Transcribe the listing below word for word.

## BEGIN DATA PROVIDED

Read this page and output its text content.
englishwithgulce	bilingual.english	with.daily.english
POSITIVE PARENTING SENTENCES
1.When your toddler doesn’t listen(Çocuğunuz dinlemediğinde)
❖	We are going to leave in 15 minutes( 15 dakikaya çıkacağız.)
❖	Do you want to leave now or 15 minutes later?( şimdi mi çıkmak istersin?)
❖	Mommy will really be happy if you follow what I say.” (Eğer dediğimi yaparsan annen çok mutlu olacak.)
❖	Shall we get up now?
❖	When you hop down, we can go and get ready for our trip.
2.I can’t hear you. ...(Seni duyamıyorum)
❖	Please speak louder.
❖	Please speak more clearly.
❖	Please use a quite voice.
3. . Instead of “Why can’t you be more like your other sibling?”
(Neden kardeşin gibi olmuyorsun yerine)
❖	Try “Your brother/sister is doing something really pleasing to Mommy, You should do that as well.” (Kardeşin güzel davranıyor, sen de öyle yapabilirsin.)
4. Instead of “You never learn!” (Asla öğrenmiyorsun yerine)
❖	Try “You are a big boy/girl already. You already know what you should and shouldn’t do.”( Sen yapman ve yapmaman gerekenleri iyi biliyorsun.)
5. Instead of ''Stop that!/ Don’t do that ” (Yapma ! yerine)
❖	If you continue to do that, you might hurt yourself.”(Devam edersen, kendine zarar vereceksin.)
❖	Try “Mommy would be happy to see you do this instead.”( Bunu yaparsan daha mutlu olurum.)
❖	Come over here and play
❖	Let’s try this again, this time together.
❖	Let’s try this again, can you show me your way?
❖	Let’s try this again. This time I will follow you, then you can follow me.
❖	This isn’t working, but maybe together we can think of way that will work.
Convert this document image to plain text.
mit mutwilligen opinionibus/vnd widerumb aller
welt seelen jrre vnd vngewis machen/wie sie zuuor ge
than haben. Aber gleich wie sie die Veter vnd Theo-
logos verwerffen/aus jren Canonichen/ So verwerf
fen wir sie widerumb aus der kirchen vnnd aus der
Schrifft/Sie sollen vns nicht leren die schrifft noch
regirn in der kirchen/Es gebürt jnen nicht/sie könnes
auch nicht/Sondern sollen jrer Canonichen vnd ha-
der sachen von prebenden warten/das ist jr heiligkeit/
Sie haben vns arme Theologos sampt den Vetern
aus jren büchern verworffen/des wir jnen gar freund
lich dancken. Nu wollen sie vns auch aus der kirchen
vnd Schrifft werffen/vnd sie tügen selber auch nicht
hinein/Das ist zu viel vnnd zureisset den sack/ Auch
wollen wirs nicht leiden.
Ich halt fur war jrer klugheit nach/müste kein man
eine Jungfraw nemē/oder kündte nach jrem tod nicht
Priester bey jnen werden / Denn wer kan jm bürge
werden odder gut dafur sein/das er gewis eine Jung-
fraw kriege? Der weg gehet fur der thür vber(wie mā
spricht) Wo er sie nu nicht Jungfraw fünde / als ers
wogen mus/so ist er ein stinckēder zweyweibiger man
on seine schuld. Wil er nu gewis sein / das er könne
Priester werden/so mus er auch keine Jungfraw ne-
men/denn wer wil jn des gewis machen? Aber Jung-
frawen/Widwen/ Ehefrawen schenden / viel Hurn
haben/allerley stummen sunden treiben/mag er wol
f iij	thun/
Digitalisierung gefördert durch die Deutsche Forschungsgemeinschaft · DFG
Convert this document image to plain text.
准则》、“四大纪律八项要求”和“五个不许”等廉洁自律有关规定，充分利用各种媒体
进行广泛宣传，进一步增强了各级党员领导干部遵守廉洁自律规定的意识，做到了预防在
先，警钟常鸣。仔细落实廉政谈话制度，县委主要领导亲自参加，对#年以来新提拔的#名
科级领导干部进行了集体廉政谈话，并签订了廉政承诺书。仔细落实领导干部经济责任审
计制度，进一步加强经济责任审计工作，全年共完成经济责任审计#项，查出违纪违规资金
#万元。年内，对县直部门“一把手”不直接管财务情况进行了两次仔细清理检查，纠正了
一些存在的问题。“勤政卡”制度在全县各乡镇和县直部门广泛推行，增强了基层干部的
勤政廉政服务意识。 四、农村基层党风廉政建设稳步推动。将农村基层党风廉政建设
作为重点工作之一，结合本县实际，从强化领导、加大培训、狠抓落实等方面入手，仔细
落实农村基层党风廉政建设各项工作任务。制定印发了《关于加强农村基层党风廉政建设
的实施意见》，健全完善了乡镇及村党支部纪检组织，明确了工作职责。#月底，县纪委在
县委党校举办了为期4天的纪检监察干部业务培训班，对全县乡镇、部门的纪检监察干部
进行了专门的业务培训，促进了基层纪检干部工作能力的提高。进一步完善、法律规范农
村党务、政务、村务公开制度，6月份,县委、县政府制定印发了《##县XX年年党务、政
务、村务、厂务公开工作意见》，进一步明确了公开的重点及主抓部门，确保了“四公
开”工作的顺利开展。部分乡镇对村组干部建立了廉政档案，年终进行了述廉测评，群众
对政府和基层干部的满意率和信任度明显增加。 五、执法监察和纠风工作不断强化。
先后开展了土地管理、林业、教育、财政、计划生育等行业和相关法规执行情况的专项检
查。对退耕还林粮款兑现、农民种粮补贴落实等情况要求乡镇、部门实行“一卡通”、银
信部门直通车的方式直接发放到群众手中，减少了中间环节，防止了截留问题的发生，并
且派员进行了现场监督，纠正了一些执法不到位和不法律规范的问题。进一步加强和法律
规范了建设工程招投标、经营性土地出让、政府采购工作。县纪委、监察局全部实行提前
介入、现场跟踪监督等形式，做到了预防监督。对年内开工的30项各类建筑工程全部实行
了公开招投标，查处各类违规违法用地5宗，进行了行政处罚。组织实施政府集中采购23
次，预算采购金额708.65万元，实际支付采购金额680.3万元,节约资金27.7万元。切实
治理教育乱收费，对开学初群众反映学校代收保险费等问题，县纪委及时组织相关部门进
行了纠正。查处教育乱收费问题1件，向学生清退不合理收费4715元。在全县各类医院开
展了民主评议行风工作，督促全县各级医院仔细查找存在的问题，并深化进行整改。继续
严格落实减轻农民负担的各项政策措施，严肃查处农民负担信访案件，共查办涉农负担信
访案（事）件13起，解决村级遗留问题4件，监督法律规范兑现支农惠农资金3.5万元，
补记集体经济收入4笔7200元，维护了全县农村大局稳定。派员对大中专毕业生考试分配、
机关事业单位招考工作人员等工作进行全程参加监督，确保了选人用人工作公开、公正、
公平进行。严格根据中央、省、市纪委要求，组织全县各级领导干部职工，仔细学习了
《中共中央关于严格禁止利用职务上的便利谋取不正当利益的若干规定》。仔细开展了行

## END DATA PROVIDED

TASK OUTPUT
Read this page and output its text content.
englishwithgulce	bilingual.english	with.daily.english
POSITIVE PARENTING SENTENCES
1.When your toddler doesn’t listen(Çocuğunuz dinlemediğinde)
❖	We are going to leave in 15 minutes( 15 dakikaya çıkacağız.)
❖	Do you want to leave now or 15 minutes later?( şimdi mi çıkmak istersin?)
❖	Mommy will really be happy if you follow what I say.” (Eğer dediğimi yaparsan annen çok mutlu olacak.)
❖	Shall we get up now?
❖	When you hop down, we can go and get ready for our trip.
2.I can’t hear you. ...(Seni duyamıyorum)
❖	Please speak louder.
❖	Please speak more clearly.
❖	Please use a quite voice.
3. . Instead of “Why can’t you be more like your other sibling?”
(Neden kardeşin gibi olmuyorsun yerine)
❖	Try “Your brother/sister is doing something really pleasing to Mommy, You should do that as well.” (Kardeşin güzel davranıyor, sen de öyle yapabilirsin.)
4. Instead of “You never learn!” (Asla öğrenmiyorsun yerine)
❖	Try “You are a big boy/girl already. You already know what you should and shouldn’t do.”( Sen yapman ve yapmaman gerekenleri iyi biliyorsun.)
5. Instead of ''Stop that!/ Don’t do that ” (Yapma ! yerine)
❖	If you continue to do that, you might hurt yourself.”(Devam edersen, kendine zarar vereceksin.)
❖	Try “Mommy would be happy to see you do this instead.”( Bunu yaparsan daha mutlu olurum.)
❖	Come over here and play
❖	Let’s try this again, this time together.
❖	Let’s try this again, can you show me your way?
❖	Let’s try this again. This time I will follow you, then you can follow me.
❖	This isn’t working, but maybe together we can think of way that will work.
Convert this document image to plain text.
mit mutwilligen opinionibus/vnd widerumb aller
welt seelen jrre vnd vngewis machen/wie sie zuuor ge
than haben. Aber gleich wie sie die Veter vnd Theo-
logos verwerffen/aus jren Canonichen/ So verwerf
fen wir sie widerumb aus der kirchen vnnd aus der
Schrifft/Sie sollen vns nicht leren die schrifft noch
regirn in der kirchen/Es gebürt jnen nicht/sie könnes
auch nicht/Sondern sollen jrer Canonichen vnd ha-
der sachen von prebenden warten/das ist jr heiligkeit/
Sie haben vns arme Theologos sampt den Vetern
aus jren büchern verworffen/des wir jnen gar freund
lich dancken. Nu wollen sie vns auch aus der kirchen
vnd Schrifft werffen/vnd sie tügen selber auch nicht
hinein/Das ist zu viel vnnd zureisset den sack/ Auch
wollen wirs nicht leiden.
Ich halt fur war jrer klugheit nach/müste kein man
eine Jungfraw nemē/oder kündte nach jrem tod nicht
Priester bey jnen werden / Denn wer kan jm bürge
werden odder gut dafur sein/das er gewis eine Jung-
fraw kriege? Der weg gehet fur der thür vber(wie mā
spricht) Wo er sie nu nicht Jungfraw fünde / als ers
wogen mus/so ist er ein stinckēder zweyweibiger man
on seine schuld. Wil er nu gewis sein / das er könne
Priester werden/so mus er auch keine Jungfraw ne-
men/denn wer wil jn des gewis machen? Aber Jung-
frawen/Widwen/ Ehefrawen schenden / viel Hurn
haben/allerley stummen sunden treiben/mag er wol
f iij	thun/
Digitalisierung gefördert durch die Deutsche Forschungsgemeinschaft · DFG
Convert this document image to plain text.
准则》、“四大纪律八项要求”和“五个不许”等廉洁自律有关规定，充分利用各种媒体
进行广泛宣传，进一步增强了各级党员领导干部遵守廉洁自律规定的意识，做到了预防在
先，警钟常鸣。仔细落实廉政谈话制度，县委主要领导亲自参加，对#年以来新提拔的#名
科级领导干部进行了集体廉政谈话，并签订了廉政承诺书。仔细落实领导干部经济责任审
计制度，进一步加强经济责任审计工作，全年共完成经济责任审计#项，查出违纪违规资金
#万元。年内，对县直部门“一把手”不直接管财务情况进行了两次仔细清理检查，纠正了
一些存在的问题。“勤政卡”制度在全县各乡镇和县直部门广泛推行，增强了基层干部的
勤政廉政服务意识。 四、农村基层党风廉政建设稳步推动。将农村基层党风廉政建设
作为重点工作之一，结合本县实际，从强化领导、加大培训、狠抓落实等方面入手，仔细
落实农村基层党风廉政建设各项工作任务。制定印发了《关于加强农村基层党风廉政建设
的实施意见》，健全完善了乡镇及村党支部纪检组织，明确了工作职责。#月底，县纪委在
县委党校举办了为期4天的纪检监察干部业务培训班，对全县乡镇、部门的纪检监察干部
进行了专门的业务培训，促进了基层纪检干部工作能力的提高。进一步完善、法律规范农
村党务、政务、村务公开制度，6月份,县委、县政府制定印发了《##县XX年年党务、政
务、村务、厂务公开工作意见》，进一步明确了公开的重点及主抓部门，确保了“四公
开”工作的顺利开展。部分乡镇对村组干部建立了廉政档案，年终进行了述廉测评，群众
对政府和基层干部的满意率和信任度明显增加。 五、执法监察和纠风工作不断强化。
先后开展了土地管理、林业、教育、财政、计划生育等行业和相关法规执行情况的专项检
查。对退耕还林粮款兑现、农民种粮补贴落实等情况要求乡镇、部门实行“一卡通”、银
信部门直通车的方式直接发放到群众手中，减少了中间环节，防止了截留问题的发生，并
且派员进行了现场监督，纠正了一些执法不到位和不法律规范的问题。进一步加强和法律
规范了建设工程招投标、经营性土地出让、政府采购工作。县纪委、监察局全部实行提前
介入、现场跟踪监督等形式，做到了预防监督。对年内开工的30项各类建筑工程全部实行
了公开招投标，查处各类违规违法用地5宗，进行了行政处罚。组织实施政府集中采购23
次，预算采购金额708.65万元，实际支付采购金额680.3万元,节约资金27.7万元。切实
治理教育乱收费，对开学初群众反映学校代收保险费等问题，县纪委及时组织相关部门进
行了纠正。查处教育乱收费问题1件，向学生清退不合理收费4715元。在全县各类医院开
展了民主评议行风工作，督促全县各级医院仔细查找存在的问题，并深化进行整改。继续
严格落实减轻农民负担的各项政策措施，严肃查处农民负担信访案件，共查办涉农负担信
访案（事）件13起，解决村级遗留问题4件，监督法律规范兑现支农惠农资金3.5万元，
补记集体经济收入4笔7200元，维护了全县农村大局稳定。派员对大中专毕业生考试分配、
机关事业单位招考工作人员等工作进行全程参加监督，确保了选人用人工作公开、公正、
公平进行。严格根据中央、省、市纪委要求，组织全县各级领导干部职工，仔细学习了
《中共中央关于严格禁止利用职务上的便利谋取不正当利益的若干规定》。仔细开展了行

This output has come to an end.